Start Provided entries
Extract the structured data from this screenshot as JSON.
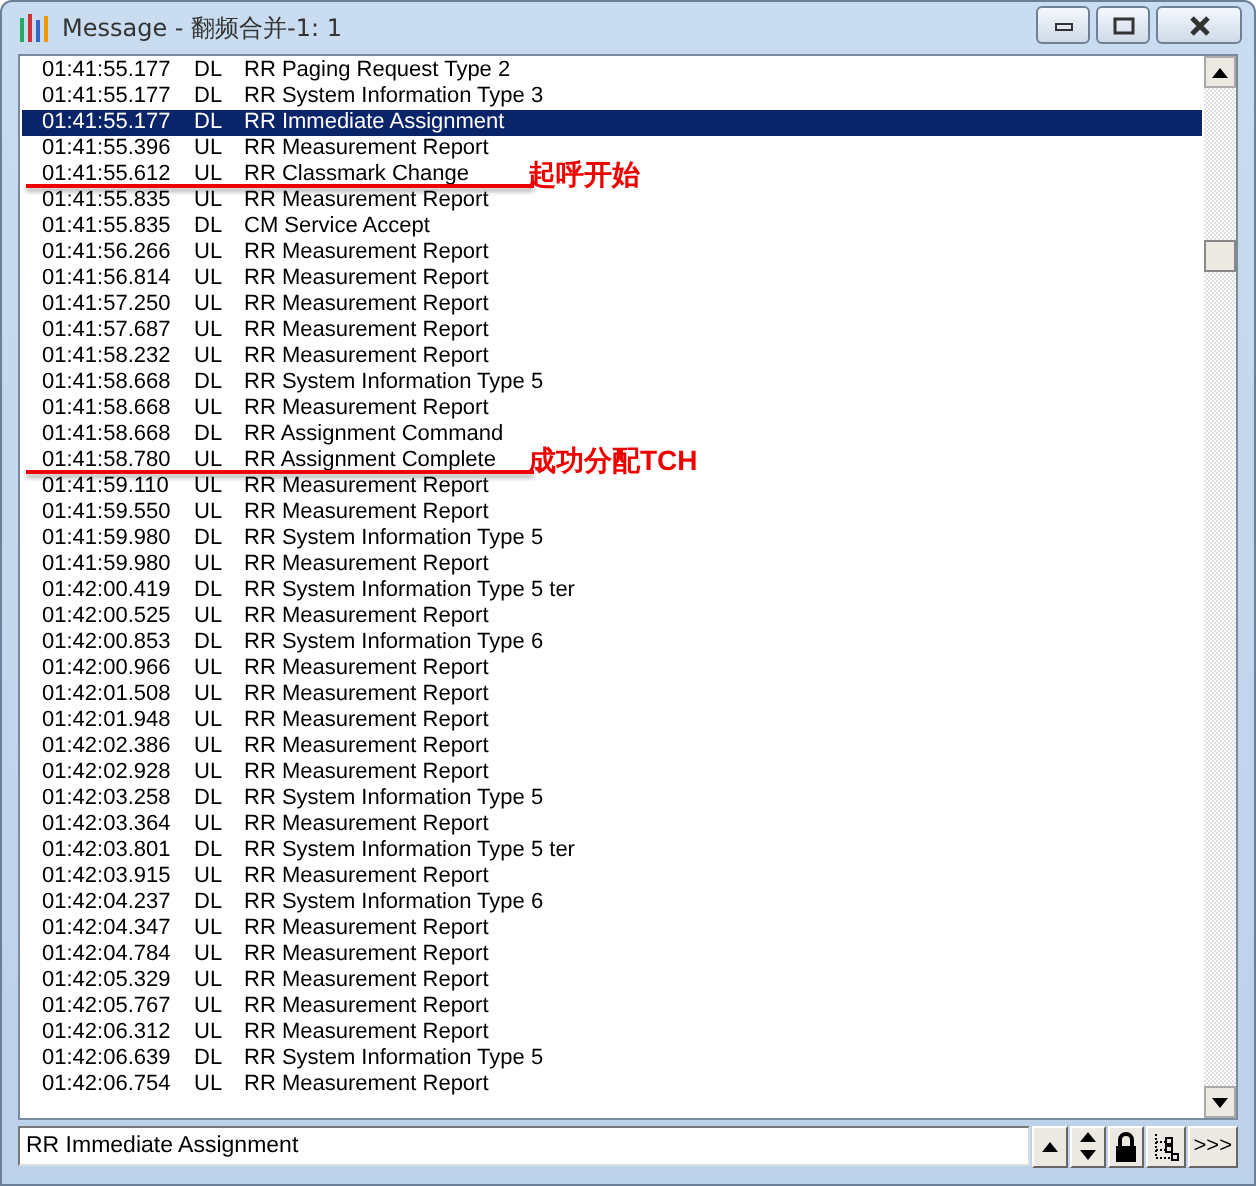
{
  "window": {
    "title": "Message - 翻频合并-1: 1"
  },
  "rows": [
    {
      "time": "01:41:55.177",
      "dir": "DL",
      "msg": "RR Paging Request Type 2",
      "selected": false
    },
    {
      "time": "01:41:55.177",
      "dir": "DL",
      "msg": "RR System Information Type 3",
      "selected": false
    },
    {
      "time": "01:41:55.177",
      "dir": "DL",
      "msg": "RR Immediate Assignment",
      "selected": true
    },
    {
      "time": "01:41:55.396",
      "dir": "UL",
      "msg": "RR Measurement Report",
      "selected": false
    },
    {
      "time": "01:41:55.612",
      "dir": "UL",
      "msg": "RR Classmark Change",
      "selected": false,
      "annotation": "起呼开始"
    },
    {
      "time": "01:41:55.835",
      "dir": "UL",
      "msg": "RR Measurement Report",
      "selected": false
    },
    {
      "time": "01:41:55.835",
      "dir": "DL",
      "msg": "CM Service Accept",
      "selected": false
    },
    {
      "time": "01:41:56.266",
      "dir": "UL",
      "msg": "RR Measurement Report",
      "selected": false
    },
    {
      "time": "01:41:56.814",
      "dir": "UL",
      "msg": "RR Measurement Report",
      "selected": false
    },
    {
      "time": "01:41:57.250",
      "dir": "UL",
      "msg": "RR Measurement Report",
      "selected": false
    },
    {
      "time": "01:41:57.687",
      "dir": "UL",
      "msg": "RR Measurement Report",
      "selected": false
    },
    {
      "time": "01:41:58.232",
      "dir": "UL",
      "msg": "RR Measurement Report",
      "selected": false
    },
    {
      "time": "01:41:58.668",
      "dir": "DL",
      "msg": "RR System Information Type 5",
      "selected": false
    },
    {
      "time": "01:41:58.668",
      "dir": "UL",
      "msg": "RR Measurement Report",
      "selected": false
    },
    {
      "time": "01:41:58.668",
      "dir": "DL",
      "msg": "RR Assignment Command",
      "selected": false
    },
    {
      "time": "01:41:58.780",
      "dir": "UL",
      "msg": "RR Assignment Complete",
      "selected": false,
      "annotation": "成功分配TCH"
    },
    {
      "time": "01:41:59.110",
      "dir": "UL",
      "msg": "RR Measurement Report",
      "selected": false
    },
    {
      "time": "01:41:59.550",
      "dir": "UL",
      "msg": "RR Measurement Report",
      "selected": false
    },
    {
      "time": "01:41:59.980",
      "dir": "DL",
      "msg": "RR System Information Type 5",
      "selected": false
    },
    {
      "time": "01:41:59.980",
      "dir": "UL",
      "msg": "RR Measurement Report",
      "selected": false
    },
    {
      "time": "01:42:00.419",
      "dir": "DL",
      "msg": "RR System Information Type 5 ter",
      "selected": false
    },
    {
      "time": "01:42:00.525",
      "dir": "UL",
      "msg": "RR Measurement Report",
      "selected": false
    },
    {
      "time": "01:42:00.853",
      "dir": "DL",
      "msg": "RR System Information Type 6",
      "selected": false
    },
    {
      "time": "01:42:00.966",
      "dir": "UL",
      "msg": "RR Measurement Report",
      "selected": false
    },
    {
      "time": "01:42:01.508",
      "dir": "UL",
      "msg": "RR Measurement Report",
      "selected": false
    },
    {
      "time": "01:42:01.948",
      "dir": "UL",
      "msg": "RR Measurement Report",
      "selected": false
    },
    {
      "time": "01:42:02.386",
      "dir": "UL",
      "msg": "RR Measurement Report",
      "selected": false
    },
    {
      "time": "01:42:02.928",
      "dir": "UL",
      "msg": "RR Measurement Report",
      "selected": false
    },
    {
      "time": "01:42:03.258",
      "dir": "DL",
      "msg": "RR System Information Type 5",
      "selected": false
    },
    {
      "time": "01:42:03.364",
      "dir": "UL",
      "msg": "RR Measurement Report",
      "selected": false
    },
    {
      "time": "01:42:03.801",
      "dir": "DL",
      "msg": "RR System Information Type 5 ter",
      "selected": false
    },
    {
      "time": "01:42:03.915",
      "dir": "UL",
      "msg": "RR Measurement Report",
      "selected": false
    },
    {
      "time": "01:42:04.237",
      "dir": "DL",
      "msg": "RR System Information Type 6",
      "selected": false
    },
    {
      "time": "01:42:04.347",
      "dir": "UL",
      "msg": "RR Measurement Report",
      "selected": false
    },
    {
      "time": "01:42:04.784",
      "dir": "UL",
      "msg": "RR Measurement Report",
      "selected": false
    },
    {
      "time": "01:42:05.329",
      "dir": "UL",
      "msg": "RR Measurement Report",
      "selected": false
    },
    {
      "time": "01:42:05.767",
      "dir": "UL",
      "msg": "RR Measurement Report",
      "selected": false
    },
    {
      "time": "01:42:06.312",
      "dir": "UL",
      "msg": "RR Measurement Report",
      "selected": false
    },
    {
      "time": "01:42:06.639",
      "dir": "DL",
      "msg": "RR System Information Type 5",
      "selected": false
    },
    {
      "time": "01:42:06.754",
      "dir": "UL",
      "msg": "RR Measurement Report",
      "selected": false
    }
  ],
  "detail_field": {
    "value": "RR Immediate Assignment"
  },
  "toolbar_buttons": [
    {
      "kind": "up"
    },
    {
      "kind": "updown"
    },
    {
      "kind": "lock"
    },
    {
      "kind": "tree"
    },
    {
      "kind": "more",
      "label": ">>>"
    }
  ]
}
End Provided entries
Start Provided entries
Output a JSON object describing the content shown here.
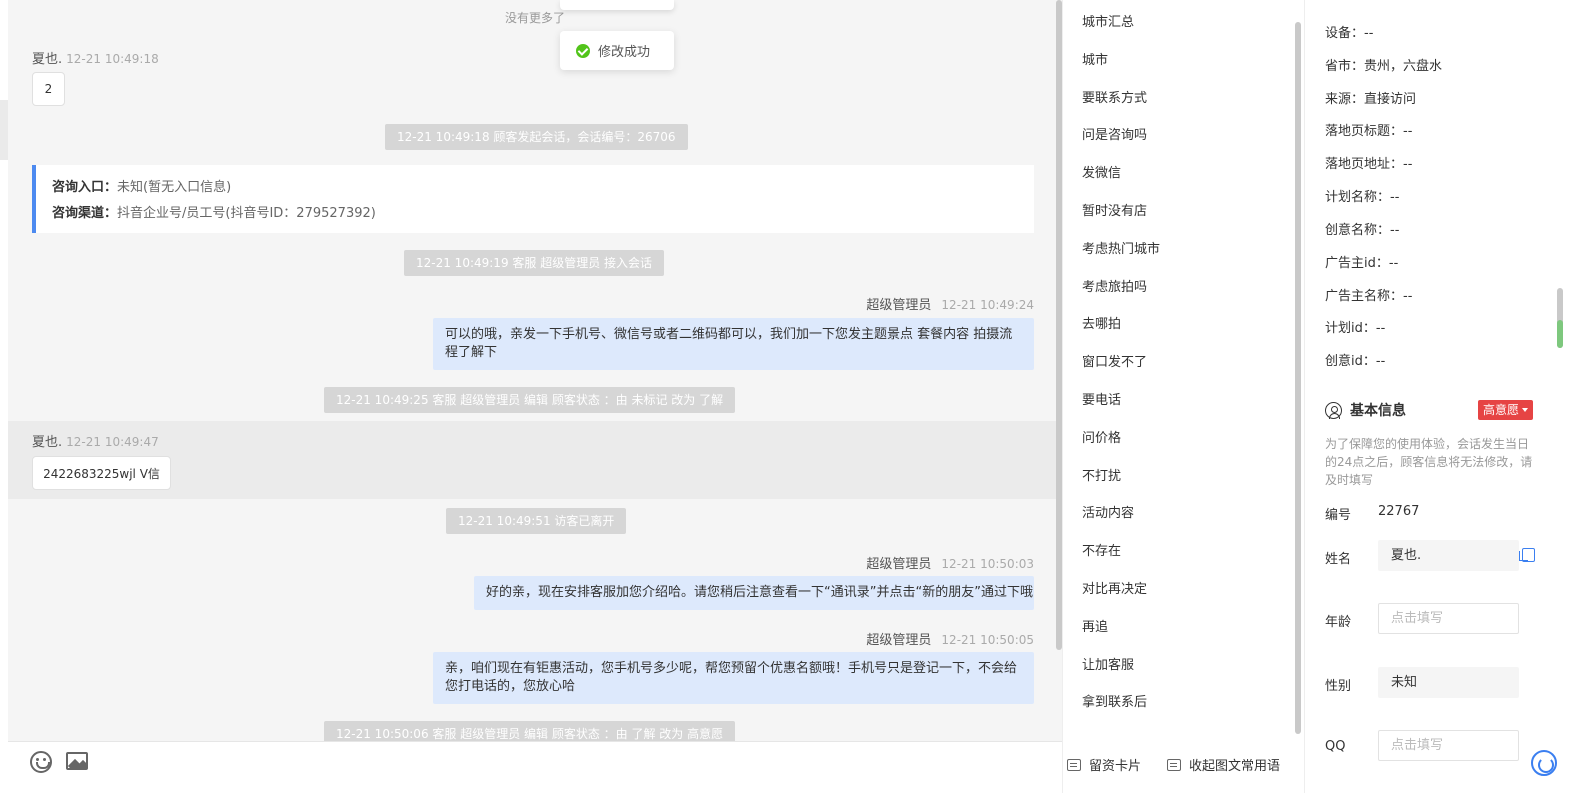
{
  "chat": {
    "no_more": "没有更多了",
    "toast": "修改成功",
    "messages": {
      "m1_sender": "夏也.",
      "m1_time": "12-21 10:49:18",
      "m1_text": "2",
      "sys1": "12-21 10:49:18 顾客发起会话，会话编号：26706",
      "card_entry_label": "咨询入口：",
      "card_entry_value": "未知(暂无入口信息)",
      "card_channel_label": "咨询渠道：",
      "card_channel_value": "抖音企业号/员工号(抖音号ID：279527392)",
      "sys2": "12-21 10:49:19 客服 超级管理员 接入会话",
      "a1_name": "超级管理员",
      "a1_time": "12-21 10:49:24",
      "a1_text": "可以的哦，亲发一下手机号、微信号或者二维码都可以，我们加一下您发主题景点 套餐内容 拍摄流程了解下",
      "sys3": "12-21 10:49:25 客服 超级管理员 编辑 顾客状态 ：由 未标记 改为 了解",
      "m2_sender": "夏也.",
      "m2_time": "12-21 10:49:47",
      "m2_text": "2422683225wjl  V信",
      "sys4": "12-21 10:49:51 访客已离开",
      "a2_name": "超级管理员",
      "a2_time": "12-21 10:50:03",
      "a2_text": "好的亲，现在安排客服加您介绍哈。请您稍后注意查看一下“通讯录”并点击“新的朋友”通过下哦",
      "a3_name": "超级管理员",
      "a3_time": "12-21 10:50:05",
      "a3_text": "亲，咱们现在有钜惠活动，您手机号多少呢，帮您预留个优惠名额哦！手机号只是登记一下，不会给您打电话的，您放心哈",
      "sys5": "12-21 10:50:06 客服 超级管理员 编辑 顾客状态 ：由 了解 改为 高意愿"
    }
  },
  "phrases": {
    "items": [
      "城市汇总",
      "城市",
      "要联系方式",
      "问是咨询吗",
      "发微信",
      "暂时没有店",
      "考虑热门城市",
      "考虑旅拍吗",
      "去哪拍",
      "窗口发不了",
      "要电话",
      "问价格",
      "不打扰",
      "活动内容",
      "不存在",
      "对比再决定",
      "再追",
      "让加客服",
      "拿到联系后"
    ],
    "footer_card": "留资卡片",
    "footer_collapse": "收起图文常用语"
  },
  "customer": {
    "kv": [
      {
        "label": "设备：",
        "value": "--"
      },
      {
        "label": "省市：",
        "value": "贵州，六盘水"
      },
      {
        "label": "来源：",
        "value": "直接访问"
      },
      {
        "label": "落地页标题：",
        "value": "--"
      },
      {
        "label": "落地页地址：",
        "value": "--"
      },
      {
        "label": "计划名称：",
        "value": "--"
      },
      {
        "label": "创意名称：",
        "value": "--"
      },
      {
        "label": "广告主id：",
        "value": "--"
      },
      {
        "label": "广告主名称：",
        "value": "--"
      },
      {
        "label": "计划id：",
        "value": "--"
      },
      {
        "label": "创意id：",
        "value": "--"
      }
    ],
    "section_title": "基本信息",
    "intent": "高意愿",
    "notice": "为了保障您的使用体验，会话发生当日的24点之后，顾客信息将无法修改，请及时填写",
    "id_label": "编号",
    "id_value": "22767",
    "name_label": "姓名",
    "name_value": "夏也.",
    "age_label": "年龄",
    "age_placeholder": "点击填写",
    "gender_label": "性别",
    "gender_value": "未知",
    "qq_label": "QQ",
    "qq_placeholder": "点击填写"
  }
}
End Provided entries
**Aim of the exercise:**
Find each line with the string "JSON" and copy it out.

**Task solution:**
Extract the structured data from this screenshot as JSON.
Output a JSON object describing the content shown here.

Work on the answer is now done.